[Stored entries]

---

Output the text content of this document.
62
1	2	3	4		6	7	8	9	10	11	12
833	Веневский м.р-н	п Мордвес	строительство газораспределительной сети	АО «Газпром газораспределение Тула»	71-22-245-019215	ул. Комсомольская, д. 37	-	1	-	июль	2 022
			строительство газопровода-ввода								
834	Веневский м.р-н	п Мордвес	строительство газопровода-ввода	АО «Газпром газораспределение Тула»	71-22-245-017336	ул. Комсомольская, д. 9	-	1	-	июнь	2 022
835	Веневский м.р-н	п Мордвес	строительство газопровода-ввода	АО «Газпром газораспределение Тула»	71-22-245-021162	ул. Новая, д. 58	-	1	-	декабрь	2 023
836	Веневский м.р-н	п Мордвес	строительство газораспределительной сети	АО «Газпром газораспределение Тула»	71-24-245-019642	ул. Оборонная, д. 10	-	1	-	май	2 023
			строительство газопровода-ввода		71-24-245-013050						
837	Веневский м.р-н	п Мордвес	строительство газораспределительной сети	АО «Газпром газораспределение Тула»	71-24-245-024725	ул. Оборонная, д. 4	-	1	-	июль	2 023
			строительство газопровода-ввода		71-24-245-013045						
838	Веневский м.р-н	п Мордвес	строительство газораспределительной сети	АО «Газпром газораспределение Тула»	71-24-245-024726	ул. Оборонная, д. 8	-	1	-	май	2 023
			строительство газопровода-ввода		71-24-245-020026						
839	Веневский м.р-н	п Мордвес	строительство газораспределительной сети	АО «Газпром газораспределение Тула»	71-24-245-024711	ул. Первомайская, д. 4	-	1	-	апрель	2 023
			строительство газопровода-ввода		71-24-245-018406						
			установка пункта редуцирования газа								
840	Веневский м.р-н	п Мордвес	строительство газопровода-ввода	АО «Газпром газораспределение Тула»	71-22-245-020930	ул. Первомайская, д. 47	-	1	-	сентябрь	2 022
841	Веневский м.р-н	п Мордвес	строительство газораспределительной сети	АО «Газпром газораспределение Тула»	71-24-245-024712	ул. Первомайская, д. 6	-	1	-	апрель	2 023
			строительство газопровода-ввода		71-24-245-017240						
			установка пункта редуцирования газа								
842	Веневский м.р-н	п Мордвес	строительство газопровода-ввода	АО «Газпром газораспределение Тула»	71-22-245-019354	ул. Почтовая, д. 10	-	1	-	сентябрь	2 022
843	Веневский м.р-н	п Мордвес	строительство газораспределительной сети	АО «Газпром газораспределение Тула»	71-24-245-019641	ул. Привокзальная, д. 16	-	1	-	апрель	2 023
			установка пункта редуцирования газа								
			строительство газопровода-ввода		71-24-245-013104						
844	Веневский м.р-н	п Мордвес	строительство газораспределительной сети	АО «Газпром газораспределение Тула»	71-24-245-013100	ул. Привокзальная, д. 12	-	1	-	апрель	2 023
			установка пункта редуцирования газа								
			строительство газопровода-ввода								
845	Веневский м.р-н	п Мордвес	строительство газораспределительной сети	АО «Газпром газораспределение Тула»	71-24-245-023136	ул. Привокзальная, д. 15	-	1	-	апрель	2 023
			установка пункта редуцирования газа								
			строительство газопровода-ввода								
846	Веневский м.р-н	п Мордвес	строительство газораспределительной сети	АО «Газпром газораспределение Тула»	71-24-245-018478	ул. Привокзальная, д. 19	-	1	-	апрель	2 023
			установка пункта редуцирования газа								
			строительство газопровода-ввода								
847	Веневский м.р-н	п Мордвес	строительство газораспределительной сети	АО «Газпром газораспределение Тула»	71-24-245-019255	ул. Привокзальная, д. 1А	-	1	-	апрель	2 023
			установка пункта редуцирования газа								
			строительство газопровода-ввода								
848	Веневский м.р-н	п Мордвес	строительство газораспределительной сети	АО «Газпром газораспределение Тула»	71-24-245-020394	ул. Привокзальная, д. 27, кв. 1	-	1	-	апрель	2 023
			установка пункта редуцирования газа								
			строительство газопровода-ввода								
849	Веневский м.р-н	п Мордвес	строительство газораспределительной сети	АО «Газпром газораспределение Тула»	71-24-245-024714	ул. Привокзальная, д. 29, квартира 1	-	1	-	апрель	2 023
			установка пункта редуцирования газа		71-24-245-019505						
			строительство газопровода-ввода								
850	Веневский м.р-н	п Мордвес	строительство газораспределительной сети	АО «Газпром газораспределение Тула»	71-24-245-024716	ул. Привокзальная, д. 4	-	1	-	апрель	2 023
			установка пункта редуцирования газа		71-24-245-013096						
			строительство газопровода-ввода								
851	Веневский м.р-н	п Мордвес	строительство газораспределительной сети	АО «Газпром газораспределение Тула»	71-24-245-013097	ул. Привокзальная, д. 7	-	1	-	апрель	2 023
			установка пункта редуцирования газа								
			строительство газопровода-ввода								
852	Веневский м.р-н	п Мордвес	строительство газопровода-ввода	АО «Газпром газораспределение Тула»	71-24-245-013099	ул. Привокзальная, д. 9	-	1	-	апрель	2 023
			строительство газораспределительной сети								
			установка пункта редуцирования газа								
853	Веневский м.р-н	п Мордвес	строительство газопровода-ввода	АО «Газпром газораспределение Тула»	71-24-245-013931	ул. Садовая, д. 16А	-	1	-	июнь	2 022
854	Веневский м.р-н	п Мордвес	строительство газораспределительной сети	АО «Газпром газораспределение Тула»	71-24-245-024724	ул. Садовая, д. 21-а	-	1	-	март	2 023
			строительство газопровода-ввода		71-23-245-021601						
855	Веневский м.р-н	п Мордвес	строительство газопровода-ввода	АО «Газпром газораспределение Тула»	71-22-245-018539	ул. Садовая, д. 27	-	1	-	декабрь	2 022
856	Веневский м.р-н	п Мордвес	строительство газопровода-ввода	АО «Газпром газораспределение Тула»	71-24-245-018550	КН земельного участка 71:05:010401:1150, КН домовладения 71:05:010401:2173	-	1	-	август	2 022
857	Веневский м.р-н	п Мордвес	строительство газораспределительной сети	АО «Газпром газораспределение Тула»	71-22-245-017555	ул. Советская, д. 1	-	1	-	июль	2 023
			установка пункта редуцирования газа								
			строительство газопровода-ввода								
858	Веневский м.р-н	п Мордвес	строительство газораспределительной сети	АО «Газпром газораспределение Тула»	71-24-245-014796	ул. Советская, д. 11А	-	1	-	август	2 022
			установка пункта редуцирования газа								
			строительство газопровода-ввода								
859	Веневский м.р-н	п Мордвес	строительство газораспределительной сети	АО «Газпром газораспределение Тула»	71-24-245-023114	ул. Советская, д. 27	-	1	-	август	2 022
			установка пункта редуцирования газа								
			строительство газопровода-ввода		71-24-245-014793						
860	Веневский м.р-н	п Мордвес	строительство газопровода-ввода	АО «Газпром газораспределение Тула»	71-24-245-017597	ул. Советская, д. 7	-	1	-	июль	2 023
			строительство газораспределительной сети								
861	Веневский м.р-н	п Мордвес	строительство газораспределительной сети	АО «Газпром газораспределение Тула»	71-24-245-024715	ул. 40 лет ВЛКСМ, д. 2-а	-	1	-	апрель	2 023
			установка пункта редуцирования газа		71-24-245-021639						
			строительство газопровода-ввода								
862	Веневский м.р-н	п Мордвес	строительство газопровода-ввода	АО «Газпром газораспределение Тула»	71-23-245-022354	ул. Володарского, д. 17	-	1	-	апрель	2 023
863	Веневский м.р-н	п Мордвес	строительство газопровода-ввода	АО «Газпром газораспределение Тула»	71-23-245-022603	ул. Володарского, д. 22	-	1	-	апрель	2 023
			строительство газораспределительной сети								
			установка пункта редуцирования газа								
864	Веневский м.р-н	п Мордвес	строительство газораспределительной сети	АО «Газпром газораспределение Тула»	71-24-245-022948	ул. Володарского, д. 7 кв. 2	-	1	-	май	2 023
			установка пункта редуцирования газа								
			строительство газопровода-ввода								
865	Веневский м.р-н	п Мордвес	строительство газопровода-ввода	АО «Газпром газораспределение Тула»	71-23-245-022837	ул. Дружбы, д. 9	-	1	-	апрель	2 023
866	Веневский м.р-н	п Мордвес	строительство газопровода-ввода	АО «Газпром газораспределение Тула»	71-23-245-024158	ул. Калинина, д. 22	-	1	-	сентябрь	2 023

---

THE EXERCISE: Copy and report every line where the word "август" is present.

EXPECTED ANSWER:
856	Веневский м.р-н	п Мордвес	строительство газопровода-ввода	АО «Газпром газораспределение Тула»	71-24-245-018550	КН земельного участка 71:05:010401:1150, КН домовладения 71:05:010401:2173	-	1	-	август	2 022
858	Веневский м.р-н	п Мордвес	строительство газораспределительной сети	АО «Газпром газораспределение Тула»	71-24-245-014796	ул. Советская, д. 11А	-	1	-	август	2 022
859	Веневский м.р-н	п Мордвес	строительство газораспределительной сети	АО «Газпром газораспределение Тула»	71-24-245-023114	ул. Советская, д. 27	-	1	-	август	2 022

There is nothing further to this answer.